Dataset records
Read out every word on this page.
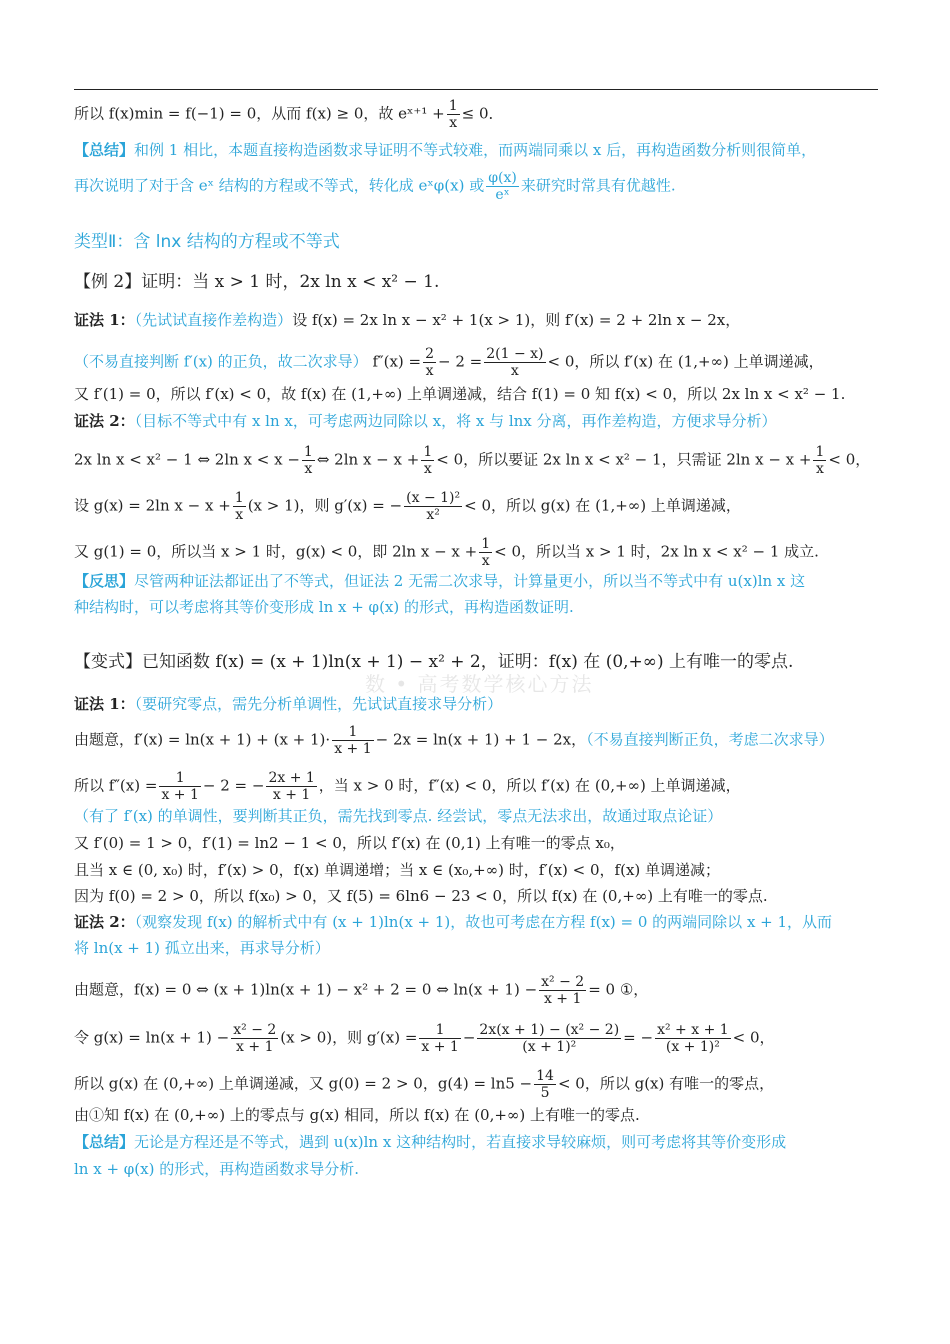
数 • 高考数学核心方法
所以 f(x)min = f(−1) = 0，从而 f(x) ≥ 0，故 eˣ⁺¹ + $\frac{1}{x} \le 0$．
【总结】和例 1 相比，本题直接构造函数求导证明不等式较难，而两端同乘以 x 后，再构造函数分析则很简单，
再次说明了对于含 eˣ 结构的方程或不等式，转化成 eˣφ(x) 或 $\frac{\varphi(x)}{\text{eˣ}}$ 来研究时常具有优越性.
类型Ⅱ：含 lnx 结构的方程或不等式
【例 2】证明：当 x > 1 时，2x ln x < x² − 1.
证法 1：（先试试直接作差构造）设 f(x) = 2x ln x − x² + 1(x > 1)，则 f′(x) = 2 + 2ln x − 2x，
（不易直接判断 f′(x) 的正负，故二次求导） $f''(x) = \frac{2}{x} - 2 = \frac{2(1 - x)}{x} < 0$，所以 f′(x) 在 (1,+∞) 上单调递减，
又 f′(1) = 0，所以 f′(x) < 0，故 f(x) 在 (1,+∞) 上单调递减，结合 f(1) = 0 知 f(x) < 0，所以 2x ln x < x² − 1.
证法 2：（目标不等式中有 x ln x，可考虑两边同除以 x，将 x 与 lnx 分离，再作差构造，方便求导分析）
2x ln x < x² − 1 ⇔ 2ln $x < x - \frac{1}{x}$ ⇔ 2ln $x - x + \frac{1}{x} < 0$，所以要证 2x ln x < x² − 1，只需证 2ln $x - x + \frac{1}{x} < 0$，
设 g(x) = 2ln $x - x + \frac{1}{x} (x > 1)$，则 g′(x) = − $\frac{\text{(x − 1)²}}{\text{x²}} < 0$，所以 g(x) 在 (1,+∞) 上单调递减，
又 g(1) = 0，所以当 x > 1 时，g(x) < 0，即 2ln $x - x + \frac{1}{x} < 0$，所以当 x > 1 时，2x ln x < x² − 1 成立.
【反思】尽管两种证法都证出了不等式，但证法 2 无需二次求导，计算量更小，所以当不等式中有 u(x)ln x 这
种结构时，可以考虑将其等价变形成 ln x + φ(x) 的形式，再构造函数证明.
【变式】已知函数 f(x) = (x + 1)ln(x + 1) − x² + 2，证明：f(x) 在 (0,+∞) 上有唯一的零点.
证法 1：（要研究零点，需先分析单调性，先试试直接求导分析）
由题意，$f'(x) = \ln(x + 1) + (x + 1)\cdot \frac{1}{x + 1} - 2x = \ln(x + 1) + 1 - 2x$，（不易直接判断正负，考虑二次求导）
所以 $f''(x) = \frac{1}{x + 1} - 2$ = − $\frac{2x + 1}{x + 1}$ ，当 x > 0 时，f″(x) < 0，所以 f′(x) 在 (0,+∞) 上单调递减，
（有了 f′(x) 的单调性，要判断其正负，需先找到零点. 经尝试，零点无法求出，故通过取点论证）
又 f′(0) = 1 > 0，f′(1) = ln2 − 1 < 0，所以 f′(x) 在 (0,1) 上有唯一的零点 x₀，
且当 x ∈ (0, x₀) 时，f′(x) > 0，f(x) 单调递增；当 x ∈ (x₀,+∞) 时，f′(x) < 0，f(x) 单调递减；
因为 f(0) = 2 > 0，所以 f(x₀) > 0，又 f(5) = 6ln6 − 23 < 0，所以 f(x) 在 (0,+∞) 上有唯一的零点.
证法 2：（观察发现 f(x) 的解析式中有 (x + 1)ln(x + 1)，故也可考虑在方程 f(x) = 0 的两端同除以 x + 1，从而
将 ln(x + 1) 孤立出来，再求导分析）
由题意，f(x) = 0 ⇔ (x + 1)ln(x + 1) − x² + 2 = 0 ⇔ $\ln(x + 1) - \frac{\text{x² − 2}}{x + 1} = 0$ ①，
令 $g(x) = \ln(x + 1) - \frac{\text{x² − 2}}{x + 1} (x > 0)$，则 $g'(x) = \frac{1}{x + 1} - \frac{\text{2x(x + 1) − (x² − 2)}}{\text{(x + 1)²}}$ = − $\frac{\text{x² + x + 1}}{\text{(x + 1)²}} < 0$，
所以 g(x) 在 (0,+∞) 上单调递减，又 g(0) = 2 > 0，$g(4) = \ln 5 - \frac{14}{5} < 0$，所以 g(x) 有唯一的零点，
由①知 f(x) 在 (0,+∞) 上的零点与 g(x) 相同，所以 f(x) 在 (0,+∞) 上有唯一的零点.
【总结】无论是方程还是不等式，遇到 u(x)ln x 这种结构时，若直接求导较麻烦，则可考虑将其等价变形成
ln x + φ(x) 的形式，再构造函数求导分析.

**Prompt**
Leave out the pictures and copy the rest of the material above exactly.

**Result below**
Read out every word on this page.
数 • 高考数学核心方法
所以 f(x)min = f(−1) = 0，从而 f(x) ≥ 0，故 eˣ⁺¹ + $\frac{1}{x} \le 0$．
【总结】和例 1 相比，本题直接构造函数求导证明不等式较难，而两端同乘以 x 后，再构造函数分析则很简单，
再次说明了对于含 eˣ 结构的方程或不等式，转化成 eˣφ(x) 或 $\frac{\varphi(x)}{\text{eˣ}}$ 来研究时常具有优越性.
类型Ⅱ：含 lnx 结构的方程或不等式
【例 2】证明：当 x > 1 时，2x ln x < x² − 1.
证法 1：（先试试直接作差构造）设 f(x) = 2x ln x − x² + 1(x > 1)，则 f′(x) = 2 + 2ln x − 2x，
（不易直接判断 f′(x) 的正负，故二次求导） $f''(x) = \frac{2}{x} - 2 = \frac{2(1 - x)}{x} < 0$，所以 f′(x) 在 (1,+∞) 上单调递减，
又 f′(1) = 0，所以 f′(x) < 0，故 f(x) 在 (1,+∞) 上单调递减，结合 f(1) = 0 知 f(x) < 0，所以 2x ln x < x² − 1.
证法 2：（目标不等式中有 x ln x，可考虑两边同除以 x，将 x 与 lnx 分离，再作差构造，方便求导分析）
2x ln x < x² − 1 ⇔ 2ln $x < x - \frac{1}{x}$ ⇔ 2ln $x - x + \frac{1}{x} < 0$，所以要证 2x ln x < x² − 1，只需证 2ln $x - x + \frac{1}{x} < 0$，
设 g(x) = 2ln $x - x + \frac{1}{x} (x > 1)$，则 g′(x) = − $\frac{\text{(x − 1)²}}{\text{x²}} < 0$，所以 g(x) 在 (1,+∞) 上单调递减，
又 g(1) = 0，所以当 x > 1 时，g(x) < 0，即 2ln $x - x + \frac{1}{x} < 0$，所以当 x > 1 时，2x ln x < x² − 1 成立.
【反思】尽管两种证法都证出了不等式，但证法 2 无需二次求导，计算量更小，所以当不等式中有 u(x)ln x 这
种结构时，可以考虑将其等价变形成 ln x + φ(x) 的形式，再构造函数证明.
【变式】已知函数 f(x) = (x + 1)ln(x + 1) − x² + 2，证明：f(x) 在 (0,+∞) 上有唯一的零点.
证法 1：（要研究零点，需先分析单调性，先试试直接求导分析）
由题意，$f'(x) = \ln(x + 1) + (x + 1)\cdot \frac{1}{x + 1} - 2x = \ln(x + 1) + 1 - 2x$，（不易直接判断正负，考虑二次求导）
所以 $f''(x) = \frac{1}{x + 1} - 2$ = − $\frac{2x + 1}{x + 1}$ ，当 x > 0 时，f″(x) < 0，所以 f′(x) 在 (0,+∞) 上单调递减，
（有了 f′(x) 的单调性，要判断其正负，需先找到零点. 经尝试，零点无法求出，故通过取点论证）
又 f′(0) = 1 > 0，f′(1) = ln2 − 1 < 0，所以 f′(x) 在 (0,1) 上有唯一的零点 x₀，
且当 x ∈ (0, x₀) 时，f′(x) > 0，f(x) 单调递增；当 x ∈ (x₀,+∞) 时，f′(x) < 0，f(x) 单调递减；
因为 f(0) = 2 > 0，所以 f(x₀) > 0，又 f(5) = 6ln6 − 23 < 0，所以 f(x) 在 (0,+∞) 上有唯一的零点.
证法 2：（观察发现 f(x) 的解析式中有 (x + 1)ln(x + 1)，故也可考虑在方程 f(x) = 0 的两端同除以 x + 1，从而
将 ln(x + 1) 孤立出来，再求导分析）
由题意，f(x) = 0 ⇔ (x + 1)ln(x + 1) − x² + 2 = 0 ⇔ $\ln(x + 1) - \frac{\text{x² − 2}}{x + 1} = 0$ ①，
令 $g(x) = \ln(x + 1) - \frac{\text{x² − 2}}{x + 1} (x > 0)$，则 $g'(x) = \frac{1}{x + 1} - \frac{\text{2x(x + 1) − (x² − 2)}}{\text{(x + 1)²}}$ = − $\frac{\text{x² + x + 1}}{\text{(x + 1)²}} < 0$，
所以 g(x) 在 (0,+∞) 上单调递减，又 g(0) = 2 > 0，$g(4) = \ln 5 - \frac{14}{5} < 0$，所以 g(x) 有唯一的零点，
由①知 f(x) 在 (0,+∞) 上的零点与 g(x) 相同，所以 f(x) 在 (0,+∞) 上有唯一的零点.
【总结】无论是方程还是不等式，遇到 u(x)ln x 这种结构时，若直接求导较麻烦，则可考虑将其等价变形成
ln x + φ(x) 的形式，再构造函数求导分析.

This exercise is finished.